▶ [Short exercise]:
Your task is to give the data again, exactly, with every line intact.

──────────

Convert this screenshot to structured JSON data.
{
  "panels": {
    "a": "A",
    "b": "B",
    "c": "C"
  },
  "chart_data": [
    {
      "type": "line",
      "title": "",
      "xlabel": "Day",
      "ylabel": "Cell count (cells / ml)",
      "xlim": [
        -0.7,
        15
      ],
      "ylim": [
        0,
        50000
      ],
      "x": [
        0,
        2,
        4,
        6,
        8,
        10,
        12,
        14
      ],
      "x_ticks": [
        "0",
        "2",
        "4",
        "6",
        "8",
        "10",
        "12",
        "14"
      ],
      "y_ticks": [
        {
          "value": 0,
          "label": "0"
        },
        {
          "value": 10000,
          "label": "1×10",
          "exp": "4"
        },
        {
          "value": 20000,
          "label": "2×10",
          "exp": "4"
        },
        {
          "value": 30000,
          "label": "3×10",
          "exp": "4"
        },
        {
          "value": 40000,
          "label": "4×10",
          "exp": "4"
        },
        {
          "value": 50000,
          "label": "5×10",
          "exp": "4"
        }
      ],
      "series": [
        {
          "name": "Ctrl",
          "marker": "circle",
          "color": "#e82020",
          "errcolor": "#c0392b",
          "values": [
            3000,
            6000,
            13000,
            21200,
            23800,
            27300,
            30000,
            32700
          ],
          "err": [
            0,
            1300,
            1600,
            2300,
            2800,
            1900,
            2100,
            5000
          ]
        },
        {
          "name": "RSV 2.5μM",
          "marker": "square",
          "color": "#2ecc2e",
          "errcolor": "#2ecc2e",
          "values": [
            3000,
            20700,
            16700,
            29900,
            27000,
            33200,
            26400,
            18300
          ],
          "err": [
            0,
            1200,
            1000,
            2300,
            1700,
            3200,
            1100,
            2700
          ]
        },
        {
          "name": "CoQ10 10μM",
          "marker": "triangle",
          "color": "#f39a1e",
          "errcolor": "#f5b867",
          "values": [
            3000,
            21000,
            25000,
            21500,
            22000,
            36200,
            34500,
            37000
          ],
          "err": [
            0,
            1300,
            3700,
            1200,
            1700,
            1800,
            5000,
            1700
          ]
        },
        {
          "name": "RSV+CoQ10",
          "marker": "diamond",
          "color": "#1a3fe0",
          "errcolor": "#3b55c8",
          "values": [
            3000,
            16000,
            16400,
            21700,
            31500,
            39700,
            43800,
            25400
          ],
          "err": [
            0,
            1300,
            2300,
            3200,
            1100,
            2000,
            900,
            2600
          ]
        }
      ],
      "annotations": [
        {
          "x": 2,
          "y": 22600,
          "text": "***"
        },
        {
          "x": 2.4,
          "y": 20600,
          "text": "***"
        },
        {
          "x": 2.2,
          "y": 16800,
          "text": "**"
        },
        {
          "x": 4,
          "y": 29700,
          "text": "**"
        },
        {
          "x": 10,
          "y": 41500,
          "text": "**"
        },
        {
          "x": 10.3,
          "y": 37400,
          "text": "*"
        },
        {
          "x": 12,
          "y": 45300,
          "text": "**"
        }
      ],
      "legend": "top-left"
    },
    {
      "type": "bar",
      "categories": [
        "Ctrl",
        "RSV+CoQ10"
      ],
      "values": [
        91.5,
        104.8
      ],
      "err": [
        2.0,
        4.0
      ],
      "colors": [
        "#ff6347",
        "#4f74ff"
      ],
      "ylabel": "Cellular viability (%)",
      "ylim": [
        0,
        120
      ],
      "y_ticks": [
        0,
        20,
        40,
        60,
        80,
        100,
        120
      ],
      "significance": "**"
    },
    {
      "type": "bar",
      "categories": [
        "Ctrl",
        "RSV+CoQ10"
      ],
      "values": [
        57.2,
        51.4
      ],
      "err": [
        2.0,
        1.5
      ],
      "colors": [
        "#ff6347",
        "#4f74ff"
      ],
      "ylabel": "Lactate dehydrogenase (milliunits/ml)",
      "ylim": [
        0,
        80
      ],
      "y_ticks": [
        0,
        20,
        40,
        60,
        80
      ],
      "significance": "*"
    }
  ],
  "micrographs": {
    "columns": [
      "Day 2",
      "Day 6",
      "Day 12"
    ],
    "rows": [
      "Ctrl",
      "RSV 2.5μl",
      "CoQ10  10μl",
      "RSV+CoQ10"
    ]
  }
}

──────────

▶ [Task output]:
Convert this screenshot to structured JSON data.
{
  "panels": {
    "a": "A",
    "b": "B",
    "c": "C"
  },
  "chart_data": [
    {
      "type": "line",
      "title": "",
      "xlabel": "Day",
      "ylabel": "Cell count (cells / ml)",
      "xlim": [
        -0.7,
        15
      ],
      "ylim": [
        0,
        50000
      ],
      "x": [
        0,
        2,
        4,
        6,
        8,
        10,
        12,
        14
      ],
      "x_ticks": [
        "0",
        "2",
        "4",
        "6",
        "8",
        "10",
        "12",
        "14"
      ],
      "y_ticks": [
        {
          "value": 0,
          "label": "0"
        },
        {
          "value": 10000,
          "label": "1×10",
          "exp": "4"
        },
        {
          "value": 20000,
          "label": "2×10",
          "exp": "4"
        },
        {
          "value": 30000,
          "label": "3×10",
          "exp": "4"
        },
        {
          "value": 40000,
          "label": "4×10",
          "exp": "4"
        },
        {
          "value": 50000,
          "label": "5×10",
          "exp": "4"
        }
      ],
      "series": [
        {
          "name": "Ctrl",
          "marker": "circle",
          "color": "#e82020",
          "errcolor": "#c0392b",
          "values": [
            3000,
            6000,
            13000,
            21200,
            23800,
            27300,
            30000,
            32700
          ],
          "err": [
            0,
            1300,
            1600,
            2300,
            2800,
            1900,
            2100,
            5000
          ]
        },
        {
          "name": "RSV 2.5μM",
          "marker": "square",
          "color": "#2ecc2e",
          "errcolor": "#2ecc2e",
          "values": [
            3000,
            20700,
            16700,
            29900,
            27000,
            33200,
            26400,
            18300
          ],
          "err": [
            0,
            1200,
            1000,
            2300,
            1700,
            3200,
            1100,
            2700
          ]
        },
        {
          "name": "CoQ10 10μM",
          "marker": "triangle",
          "color": "#f39a1e",
          "errcolor": "#f5b867",
          "values": [
            3000,
            21000,
            25000,
            21500,
            22000,
            36200,
            34500,
            37000
          ],
          "err": [
            0,
            1300,
            3700,
            1200,
            1700,
            1800,
            5000,
            1700
          ]
        },
        {
          "name": "RSV+CoQ10",
          "marker": "diamond",
          "color": "#1a3fe0",
          "errcolor": "#3b55c8",
          "values": [
            3000,
            16000,
            16400,
            21700,
            31500,
            39700,
            43800,
            25400
          ],
          "err": [
            0,
            1300,
            2300,
            3200,
            1100,
            2000,
            900,
            2600
          ]
        }
      ],
      "annotations": [
        {
          "x": 2,
          "y": 22600,
          "text": "***"
        },
        {
          "x": 2.4,
          "y": 20600,
          "text": "***"
        },
        {
          "x": 2.2,
          "y": 16800,
          "text": "**"
        },
        {
          "x": 4,
          "y": 29700,
          "text": "**"
        },
        {
          "x": 10,
          "y": 41500,
          "text": "**"
        },
        {
          "x": 10.3,
          "y": 37400,
          "text": "*"
        },
        {
          "x": 12,
          "y": 45300,
          "text": "**"
        }
      ],
      "legend": "top-left"
    },
    {
      "type": "bar",
      "categories": [
        "Ctrl",
        "RSV+CoQ10"
      ],
      "values": [
        91.5,
        104.8
      ],
      "err": [
        2.0,
        4.0
      ],
      "colors": [
        "#ff6347",
        "#4f74ff"
      ],
      "ylabel": "Cellular viability (%)",
      "ylim": [
        0,
        120
      ],
      "y_ticks": [
        0,
        20,
        40,
        60,
        80,
        100,
        120
      ],
      "significance": "**"
    },
    {
      "type": "bar",
      "categories": [
        "Ctrl",
        "RSV+CoQ10"
      ],
      "values": [
        57.2,
        51.4
      ],
      "err": [
        2.0,
        1.5
      ],
      "colors": [
        "#ff6347",
        "#4f74ff"
      ],
      "ylabel": "Lactate dehydrogenase (milliunits/ml)",
      "ylim": [
        0,
        80
      ],
      "y_ticks": [
        0,
        20,
        40,
        60,
        80
      ],
      "significance": "*"
    }
  ],
  "micrographs": {
    "columns": [
      "Day 2",
      "Day 6",
      "Day 12"
    ],
    "rows": [
      "Ctrl",
      "RSV 2.5μl",
      "CoQ10  10μl",
      "RSV+CoQ10"
    ]
  }
}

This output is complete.